> **Set of tasks**:
(A) Retype the post about switching jobs word for word, from "Between an old" up to and including "to make here.".
(B) Extend the post about switching jobs by writing what follows its last sentence.

> **Exercise text**:
────────────────────

Between an old rock and a hard place

Post date: 2022-08-06 02:55:14
Views: 68
I quit my previous job a year ago due to burnout/lower pay/dead end and switched to a very different area of my field. I don't know if this is a good fit, so I interviewed for my old position. Not sure what choice to make here.

Back in 2020, I started a state government role to escape my previous state government role with a hostile, racist environment. I was so grateful to be out. I was excited for this role and then boom. Pandemic. Soon after I started, we all had to go remote. As I was learning my new role, we had to create a whole new pandemic program from scratch and I was put in charge of the Apples, something that is very much not my background and not what my job role was. Because we were understaffed, I was doing three roles in one. I took a paycut for this original role because I knew I had to get out and this was stable. My boss left about a year into my role and I had to take on her role while we waited to hire someone! My boss told me that they'd promote me to her role, which they didn't thank god. But they promoted me to a Apples lead for this team. I was miiiiiserable. I was suicidal for the first time in my life and ready to unalive, but thankfully got on meds before that happened!

────────────────────

> **Provided information**:
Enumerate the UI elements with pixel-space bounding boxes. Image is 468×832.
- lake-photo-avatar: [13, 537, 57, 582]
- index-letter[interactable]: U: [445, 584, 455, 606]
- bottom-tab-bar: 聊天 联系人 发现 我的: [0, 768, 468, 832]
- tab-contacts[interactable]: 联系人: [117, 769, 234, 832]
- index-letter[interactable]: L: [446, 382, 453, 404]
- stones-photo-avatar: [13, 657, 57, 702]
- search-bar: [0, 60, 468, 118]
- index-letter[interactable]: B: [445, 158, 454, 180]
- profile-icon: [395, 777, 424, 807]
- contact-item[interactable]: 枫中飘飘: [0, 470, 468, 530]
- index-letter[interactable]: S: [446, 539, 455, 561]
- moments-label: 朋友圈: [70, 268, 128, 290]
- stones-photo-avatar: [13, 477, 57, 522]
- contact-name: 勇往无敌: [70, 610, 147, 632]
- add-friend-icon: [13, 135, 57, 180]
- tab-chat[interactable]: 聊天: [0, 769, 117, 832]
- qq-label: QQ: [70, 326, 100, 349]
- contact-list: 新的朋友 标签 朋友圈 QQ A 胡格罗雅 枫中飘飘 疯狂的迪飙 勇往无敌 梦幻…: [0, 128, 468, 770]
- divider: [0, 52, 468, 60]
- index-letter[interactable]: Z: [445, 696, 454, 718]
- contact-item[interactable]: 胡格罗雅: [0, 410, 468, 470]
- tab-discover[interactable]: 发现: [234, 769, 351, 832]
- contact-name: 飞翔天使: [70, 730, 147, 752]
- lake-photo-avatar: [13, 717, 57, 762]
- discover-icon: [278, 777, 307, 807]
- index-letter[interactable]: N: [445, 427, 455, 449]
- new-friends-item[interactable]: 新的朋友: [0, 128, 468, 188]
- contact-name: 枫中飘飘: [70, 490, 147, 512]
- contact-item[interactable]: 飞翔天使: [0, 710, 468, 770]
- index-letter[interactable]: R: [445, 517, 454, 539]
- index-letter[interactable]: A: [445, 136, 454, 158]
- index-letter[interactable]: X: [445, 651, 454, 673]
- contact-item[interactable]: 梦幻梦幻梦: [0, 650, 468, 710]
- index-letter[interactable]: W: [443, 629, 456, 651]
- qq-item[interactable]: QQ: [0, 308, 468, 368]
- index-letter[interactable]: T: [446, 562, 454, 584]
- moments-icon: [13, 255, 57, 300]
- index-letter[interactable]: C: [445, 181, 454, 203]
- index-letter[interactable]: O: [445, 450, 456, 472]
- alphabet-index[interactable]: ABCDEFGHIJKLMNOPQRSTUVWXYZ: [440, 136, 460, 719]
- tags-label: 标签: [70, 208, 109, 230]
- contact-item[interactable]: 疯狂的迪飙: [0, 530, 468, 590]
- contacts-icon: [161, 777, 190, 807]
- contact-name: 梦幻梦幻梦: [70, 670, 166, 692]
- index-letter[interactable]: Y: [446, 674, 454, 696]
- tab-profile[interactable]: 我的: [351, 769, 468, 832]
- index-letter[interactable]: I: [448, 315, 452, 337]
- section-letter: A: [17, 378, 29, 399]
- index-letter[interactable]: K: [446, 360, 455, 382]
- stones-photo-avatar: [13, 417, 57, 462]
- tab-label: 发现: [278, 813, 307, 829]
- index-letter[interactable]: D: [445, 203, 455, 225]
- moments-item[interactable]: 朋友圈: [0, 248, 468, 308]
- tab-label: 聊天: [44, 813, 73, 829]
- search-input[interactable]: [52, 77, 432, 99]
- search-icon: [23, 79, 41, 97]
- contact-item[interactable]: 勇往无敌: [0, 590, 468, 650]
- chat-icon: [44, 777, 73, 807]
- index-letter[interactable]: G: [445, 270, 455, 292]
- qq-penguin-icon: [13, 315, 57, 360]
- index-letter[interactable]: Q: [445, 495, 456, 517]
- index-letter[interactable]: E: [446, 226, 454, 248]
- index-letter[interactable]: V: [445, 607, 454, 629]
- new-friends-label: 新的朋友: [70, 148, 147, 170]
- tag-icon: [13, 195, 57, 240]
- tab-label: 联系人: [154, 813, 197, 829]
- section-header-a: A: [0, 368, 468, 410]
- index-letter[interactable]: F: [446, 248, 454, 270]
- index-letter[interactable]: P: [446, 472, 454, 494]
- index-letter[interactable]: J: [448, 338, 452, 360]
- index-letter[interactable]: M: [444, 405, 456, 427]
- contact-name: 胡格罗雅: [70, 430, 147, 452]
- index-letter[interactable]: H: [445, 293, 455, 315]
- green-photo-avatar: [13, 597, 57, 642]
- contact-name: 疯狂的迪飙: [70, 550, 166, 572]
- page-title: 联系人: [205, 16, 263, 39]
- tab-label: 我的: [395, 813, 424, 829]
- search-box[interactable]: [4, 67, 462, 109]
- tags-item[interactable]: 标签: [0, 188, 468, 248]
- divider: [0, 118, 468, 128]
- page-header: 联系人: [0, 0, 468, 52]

────────────────────

> **Your responses**:
(A)
Between an old rock and a hard place

Post date: 2022-08-06 02:55:14
Views: 68
I quit my previous job a year ago due to burnout/lower pay/dead end and switched to a very different area of my field. I don't know if this is a good fit, so I interviewed for my old position. Not sure what choice to make here.

(B)
I knew something had to change, so I started working part time for a group practice as counselor (won't specify as I'm afraid of some clients finding this -- but I'm not a therapist, but work very closely with them.) I really loved it. It felt like it gave me back my energy, even with how hard the work was. A year ago, I quit that state job and decided to give this a chance. I knew it would be a risk (1099 position, independent contractor) but I was able to get on my partner's insurance and told myself I could try it for a couple of years and then maybe open up my own practice or go find another W2 job.

Well...here I am a year later and I'm struggling again. I feel burned out, but for different reasons. I think the lack of stability is getting to me (pay is determined by how many clients I see), along with some issues I have with the ethics of the group practice I work for. One of those being we are 1099s, but we all get treated like employees with employee expectations and no employee benefits. The practice owner always reiterates how much he cares about us and doesn't want us to burnout, but if I say I need to slow down my case load, it's "well...will that be financially viable for the practice?" I have a lot of complex cases right now that *I* am not fully trained for yet too. Talking to my own therapist about it, she was like "Good lord, no wonder you're burned out. You need to take these cases off your load asap."

So, in a stupor I started looking at other jobs. I felt like a failure because I haven't made it to two years yet. I care for my clients and felt like I'm trying to leave them behind.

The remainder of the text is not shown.